[Records contained in a dataset]
———
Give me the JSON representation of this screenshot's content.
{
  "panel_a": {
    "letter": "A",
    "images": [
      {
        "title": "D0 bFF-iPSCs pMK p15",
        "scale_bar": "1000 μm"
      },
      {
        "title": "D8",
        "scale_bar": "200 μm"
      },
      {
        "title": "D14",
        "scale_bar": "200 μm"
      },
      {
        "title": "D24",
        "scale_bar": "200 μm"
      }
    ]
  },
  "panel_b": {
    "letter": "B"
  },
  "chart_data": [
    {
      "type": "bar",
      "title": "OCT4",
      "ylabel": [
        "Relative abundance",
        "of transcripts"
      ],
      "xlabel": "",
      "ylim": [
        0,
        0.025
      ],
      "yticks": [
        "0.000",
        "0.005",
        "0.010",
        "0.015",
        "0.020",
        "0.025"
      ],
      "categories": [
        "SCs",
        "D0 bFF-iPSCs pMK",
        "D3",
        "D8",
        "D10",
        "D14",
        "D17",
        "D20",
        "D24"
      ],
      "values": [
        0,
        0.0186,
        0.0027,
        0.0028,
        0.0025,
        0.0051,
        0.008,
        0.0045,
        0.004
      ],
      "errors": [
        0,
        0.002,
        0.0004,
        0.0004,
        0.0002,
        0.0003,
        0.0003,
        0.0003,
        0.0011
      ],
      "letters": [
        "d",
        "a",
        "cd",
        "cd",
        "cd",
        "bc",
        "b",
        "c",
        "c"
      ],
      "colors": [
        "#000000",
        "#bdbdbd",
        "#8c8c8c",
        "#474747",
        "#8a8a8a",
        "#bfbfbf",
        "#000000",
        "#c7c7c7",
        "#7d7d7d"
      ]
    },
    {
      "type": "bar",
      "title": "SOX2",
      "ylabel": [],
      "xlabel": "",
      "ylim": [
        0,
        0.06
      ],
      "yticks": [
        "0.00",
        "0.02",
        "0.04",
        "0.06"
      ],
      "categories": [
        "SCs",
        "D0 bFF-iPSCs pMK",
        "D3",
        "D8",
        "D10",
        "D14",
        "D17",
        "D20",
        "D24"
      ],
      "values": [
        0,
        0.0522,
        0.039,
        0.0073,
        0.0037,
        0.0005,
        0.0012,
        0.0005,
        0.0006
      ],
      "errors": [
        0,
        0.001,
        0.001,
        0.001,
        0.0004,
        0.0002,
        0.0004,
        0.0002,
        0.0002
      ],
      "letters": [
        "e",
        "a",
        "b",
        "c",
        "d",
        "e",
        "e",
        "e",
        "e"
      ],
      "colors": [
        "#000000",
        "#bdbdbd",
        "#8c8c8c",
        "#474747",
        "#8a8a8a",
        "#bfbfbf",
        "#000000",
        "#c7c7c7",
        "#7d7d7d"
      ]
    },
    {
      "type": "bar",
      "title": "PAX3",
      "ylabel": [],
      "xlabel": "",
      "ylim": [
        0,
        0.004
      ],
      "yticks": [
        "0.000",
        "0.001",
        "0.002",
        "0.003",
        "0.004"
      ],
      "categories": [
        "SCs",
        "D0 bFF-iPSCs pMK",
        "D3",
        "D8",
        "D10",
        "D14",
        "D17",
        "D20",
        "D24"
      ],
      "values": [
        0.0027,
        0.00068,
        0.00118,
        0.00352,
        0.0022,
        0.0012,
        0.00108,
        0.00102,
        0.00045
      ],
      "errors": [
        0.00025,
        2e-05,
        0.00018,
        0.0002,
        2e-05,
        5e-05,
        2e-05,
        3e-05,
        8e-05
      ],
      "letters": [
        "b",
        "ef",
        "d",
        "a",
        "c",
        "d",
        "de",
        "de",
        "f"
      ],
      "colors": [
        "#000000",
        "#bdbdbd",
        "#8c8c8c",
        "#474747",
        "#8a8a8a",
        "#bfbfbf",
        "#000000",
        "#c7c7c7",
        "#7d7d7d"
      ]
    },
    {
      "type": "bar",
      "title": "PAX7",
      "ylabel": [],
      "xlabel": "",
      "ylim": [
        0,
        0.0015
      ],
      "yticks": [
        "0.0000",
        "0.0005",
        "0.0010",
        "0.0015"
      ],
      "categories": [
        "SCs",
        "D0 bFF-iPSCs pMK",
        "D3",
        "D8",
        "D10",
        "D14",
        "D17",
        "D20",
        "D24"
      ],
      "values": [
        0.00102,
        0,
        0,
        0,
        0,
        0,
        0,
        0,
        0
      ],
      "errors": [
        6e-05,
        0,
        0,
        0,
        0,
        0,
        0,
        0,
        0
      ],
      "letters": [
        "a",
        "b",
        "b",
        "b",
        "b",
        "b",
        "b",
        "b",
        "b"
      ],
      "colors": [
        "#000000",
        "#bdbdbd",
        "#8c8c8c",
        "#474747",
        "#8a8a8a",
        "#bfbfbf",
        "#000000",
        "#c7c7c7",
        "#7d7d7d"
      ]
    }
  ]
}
———
Exercise objective>
Repeat the material word for word, in full.

Result of the task>
Give me the JSON representation of this screenshot's content.
{
  "panel_a": {
    "letter": "A",
    "images": [
      {
        "title": "D0 bFF-iPSCs pMK p15",
        "scale_bar": "1000 μm"
      },
      {
        "title": "D8",
        "scale_bar": "200 μm"
      },
      {
        "title": "D14",
        "scale_bar": "200 μm"
      },
      {
        "title": "D24",
        "scale_bar": "200 μm"
      }
    ]
  },
  "panel_b": {
    "letter": "B"
  },
  "chart_data": [
    {
      "type": "bar",
      "title": "OCT4",
      "ylabel": [
        "Relative abundance",
        "of transcripts"
      ],
      "xlabel": "",
      "ylim": [
        0,
        0.025
      ],
      "yticks": [
        "0.000",
        "0.005",
        "0.010",
        "0.015",
        "0.020",
        "0.025"
      ],
      "categories": [
        "SCs",
        "D0 bFF-iPSCs pMK",
        "D3",
        "D8",
        "D10",
        "D14",
        "D17",
        "D20",
        "D24"
      ],
      "values": [
        0,
        0.0186,
        0.0027,
        0.0028,
        0.0025,
        0.0051,
        0.008,
        0.0045,
        0.004
      ],
      "errors": [
        0,
        0.002,
        0.0004,
        0.0004,
        0.0002,
        0.0003,
        0.0003,
        0.0003,
        0.0011
      ],
      "letters": [
        "d",
        "a",
        "cd",
        "cd",
        "cd",
        "bc",
        "b",
        "c",
        "c"
      ],
      "colors": [
        "#000000",
        "#bdbdbd",
        "#8c8c8c",
        "#474747",
        "#8a8a8a",
        "#bfbfbf",
        "#000000",
        "#c7c7c7",
        "#7d7d7d"
      ]
    },
    {
      "type": "bar",
      "title": "SOX2",
      "ylabel": [],
      "xlabel": "",
      "ylim": [
        0,
        0.06
      ],
      "yticks": [
        "0.00",
        "0.02",
        "0.04",
        "0.06"
      ],
      "categories": [
        "SCs",
        "D0 bFF-iPSCs pMK",
        "D3",
        "D8",
        "D10",
        "D14",
        "D17",
        "D20",
        "D24"
      ],
      "values": [
        0,
        0.0522,
        0.039,
        0.0073,
        0.0037,
        0.0005,
        0.0012,
        0.0005,
        0.0006
      ],
      "errors": [
        0,
        0.001,
        0.001,
        0.001,
        0.0004,
        0.0002,
        0.0004,
        0.0002,
        0.0002
      ],
      "letters": [
        "e",
        "a",
        "b",
        "c",
        "d",
        "e",
        "e",
        "e",
        "e"
      ],
      "colors": [
        "#000000",
        "#bdbdbd",
        "#8c8c8c",
        "#474747",
        "#8a8a8a",
        "#bfbfbf",
        "#000000",
        "#c7c7c7",
        "#7d7d7d"
      ]
    },
    {
      "type": "bar",
      "title": "PAX3",
      "ylabel": [],
      "xlabel": "",
      "ylim": [
        0,
        0.004
      ],
      "yticks": [
        "0.000",
        "0.001",
        "0.002",
        "0.003",
        "0.004"
      ],
      "categories": [
        "SCs",
        "D0 bFF-iPSCs pMK",
        "D3",
        "D8",
        "D10",
        "D14",
        "D17",
        "D20",
        "D24"
      ],
      "values": [
        0.0027,
        0.00068,
        0.00118,
        0.00352,
        0.0022,
        0.0012,
        0.00108,
        0.00102,
        0.00045
      ],
      "errors": [
        0.00025,
        2e-05,
        0.00018,
        0.0002,
        2e-05,
        5e-05,
        2e-05,
        3e-05,
        8e-05
      ],
      "letters": [
        "b",
        "ef",
        "d",
        "a",
        "c",
        "d",
        "de",
        "de",
        "f"
      ],
      "colors": [
        "#000000",
        "#bdbdbd",
        "#8c8c8c",
        "#474747",
        "#8a8a8a",
        "#bfbfbf",
        "#000000",
        "#c7c7c7",
        "#7d7d7d"
      ]
    },
    {
      "type": "bar",
      "title": "PAX7",
      "ylabel": [],
      "xlabel": "",
      "ylim": [
        0,
        0.0015
      ],
      "yticks": [
        "0.0000",
        "0.0005",
        "0.0010",
        "0.0015"
      ],
      "categories": [
        "SCs",
        "D0 bFF-iPSCs pMK",
        "D3",
        "D8",
        "D10",
        "D14",
        "D17",
        "D20",
        "D24"
      ],
      "values": [
        0.00102,
        0,
        0,
        0,
        0,
        0,
        0,
        0,
        0
      ],
      "errors": [
        6e-05,
        0,
        0,
        0,
        0,
        0,
        0,
        0,
        0
      ],
      "letters": [
        "a",
        "b",
        "b",
        "b",
        "b",
        "b",
        "b",
        "b",
        "b"
      ],
      "colors": [
        "#000000",
        "#bdbdbd",
        "#8c8c8c",
        "#474747",
        "#8a8a8a",
        "#bfbfbf",
        "#000000",
        "#c7c7c7",
        "#7d7d7d"
      ]
    }
  ]
}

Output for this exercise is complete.